Drop the pictures and extract exactly the lines from the one that contains "Parse this screenshot: output" through the end of the material.

— Start of Data to process —

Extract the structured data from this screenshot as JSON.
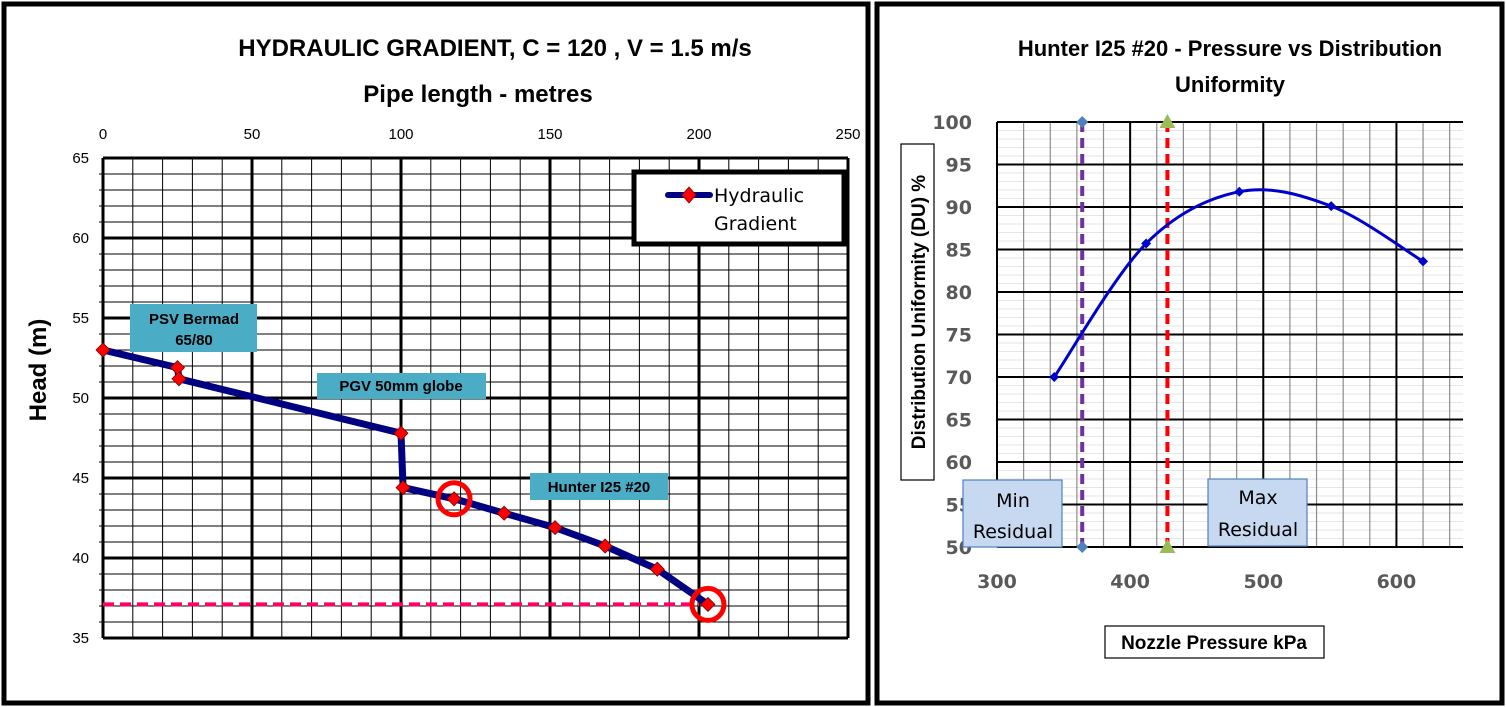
{
  "chart_data": [
    {
      "type": "line",
      "title": "HYDRAULIC GRADIENT,  C = 120 ,  V = 1.5 m/s",
      "xlabel": "Pipe length - metres",
      "ylabel": "Head (m)",
      "xlim": [
        0,
        250
      ],
      "ylim": [
        35,
        65
      ],
      "x_ticks": [
        "0",
        "50",
        "100",
        "150",
        "200",
        "250"
      ],
      "y_ticks": [
        "35",
        "40",
        "45",
        "50",
        "55",
        "60",
        "65"
      ],
      "x_axis_position": "top",
      "grid": true,
      "legend": {
        "position": "top-right",
        "entries": [
          "Hydraulic",
          "Gradient"
        ]
      },
      "series": [
        {
          "name": "Hydraulic Gradient",
          "color": "#000080",
          "marker_color": "#ff0000",
          "x": [
            0,
            25,
            25.5,
            100,
            100.7,
            117.8,
            134.6,
            151.7,
            168.5,
            186,
            203
          ],
          "y": [
            53,
            51.9,
            51.2,
            47.8,
            44.4,
            43.7,
            42.8,
            41.9,
            40.75,
            39.3,
            37.1
          ]
        }
      ],
      "reference_line": {
        "y": 37.1,
        "color": "#ff0066",
        "style": "dashed"
      },
      "highlighted_points": [
        {
          "x": 117.8,
          "y": 43.7
        },
        {
          "x": 203,
          "y": 37.1
        }
      ],
      "annotations": [
        {
          "lines": [
            "PSV Bermad",
            "65/80"
          ]
        },
        {
          "lines": [
            "PGV 50mm globe"
          ]
        },
        {
          "lines": [
            "Hunter I25 #20"
          ]
        }
      ],
      "annotation_color": "#4bacc6"
    },
    {
      "type": "line",
      "title_lines": [
        "Hunter I25 #20 - Pressure vs Distribution",
        "Uniformity"
      ],
      "xlabel": "Nozzle Pressure kPa",
      "ylabel": "Distribution Uniformity (DU) %",
      "xlim": [
        300,
        650
      ],
      "ylim": [
        50,
        100
      ],
      "x_ticks": [
        "300",
        "400",
        "500",
        "600"
      ],
      "y_ticks": [
        "50",
        "55",
        "60",
        "65",
        "70",
        "75",
        "80",
        "85",
        "90",
        "95",
        "100"
      ],
      "grid": true,
      "series": [
        {
          "color": "#0000cc",
          "smooth": true,
          "x": [
            343,
            412,
            482,
            551,
            620
          ],
          "y": [
            70,
            85.7,
            91.8,
            90.1,
            83.6
          ]
        }
      ],
      "vertical_lines": [
        {
          "x": 364,
          "color": "#7030a0",
          "marker_color": "#4f81bd",
          "marker": "diamond"
        },
        {
          "x": 428,
          "color": "#ff0000",
          "marker_color": "#9bbb59",
          "marker": "triangle"
        }
      ],
      "annotations": [
        {
          "lines": [
            "Min",
            "Residual"
          ]
        },
        {
          "lines": [
            "Max",
            "Residual"
          ]
        }
      ],
      "annotation_color": "#c6d9f1"
    }
  ]
}
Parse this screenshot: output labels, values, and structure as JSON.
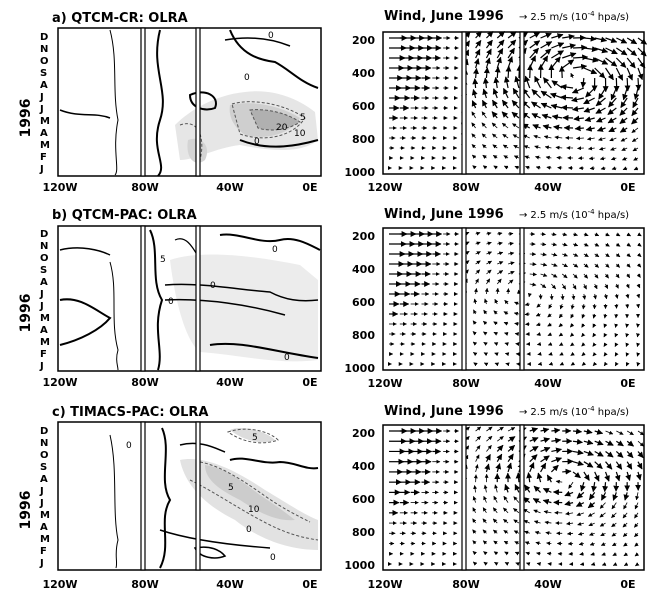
{
  "figure": {
    "year_label": "1996",
    "panels": [
      {
        "left_title": "a) QTCM-CR:   OLRA",
        "right_title": "Wind, June 1996",
        "contour_labels": [
          "0",
          "0",
          "5",
          "20",
          "10",
          "0"
        ]
      },
      {
        "left_title": "b) QTCM-PAC:   OLRA",
        "right_title": "Wind, June 1996",
        "contour_labels": [
          "5",
          "0",
          "0",
          "0",
          "0"
        ]
      },
      {
        "left_title": "c) TIMACS-PAC:   OLRA",
        "right_title": "Wind, June 1996",
        "contour_labels": [
          "5",
          "0",
          "5",
          "10",
          "0",
          "0"
        ]
      }
    ],
    "months": [
      "D",
      "N",
      "O",
      "S",
      "A",
      "J",
      "J",
      "M",
      "A",
      "M",
      "F",
      "J"
    ],
    "lon_ticks": [
      "120W",
      "80W",
      "40W",
      "0E"
    ],
    "pressure_ticks": [
      "200",
      "400",
      "600",
      "800",
      "1000"
    ],
    "ref_vector": {
      "arrow": "→",
      "text_main": "2.5 m/s (10",
      "text_sup": "-4",
      "text_tail": " hpa/s)"
    }
  }
}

— End of Data to process —

* **Solution to this task**:
Parse this screenshot: output labels, values, and structure as JSON.
{
  "figure": {
    "year_label": "1996",
    "panels": [
      {
        "left_title": "a) QTCM-CR:   OLRA",
        "right_title": "Wind, June 1996",
        "contour_labels": [
          "0",
          "0",
          "5",
          "20",
          "10",
          "0"
        ]
      },
      {
        "left_title": "b) QTCM-PAC:   OLRA",
        "right_title": "Wind, June 1996",
        "contour_labels": [
          "5",
          "0",
          "0",
          "0",
          "0"
        ]
      },
      {
        "left_title": "c) TIMACS-PAC:   OLRA",
        "right_title": "Wind, June 1996",
        "contour_labels": [
          "5",
          "0",
          "5",
          "10",
          "0",
          "0"
        ]
      }
    ],
    "months": [
      "D",
      "N",
      "O",
      "S",
      "A",
      "J",
      "J",
      "M",
      "A",
      "M",
      "F",
      "J"
    ],
    "lon_ticks": [
      "120W",
      "80W",
      "40W",
      "0E"
    ],
    "pressure_ticks": [
      "200",
      "400",
      "600",
      "800",
      "1000"
    ],
    "ref_vector": {
      "arrow": "→",
      "text_main": "2.5 m/s (10",
      "text_sup": "-4",
      "text_tail": " hpa/s)"
    }
  }
}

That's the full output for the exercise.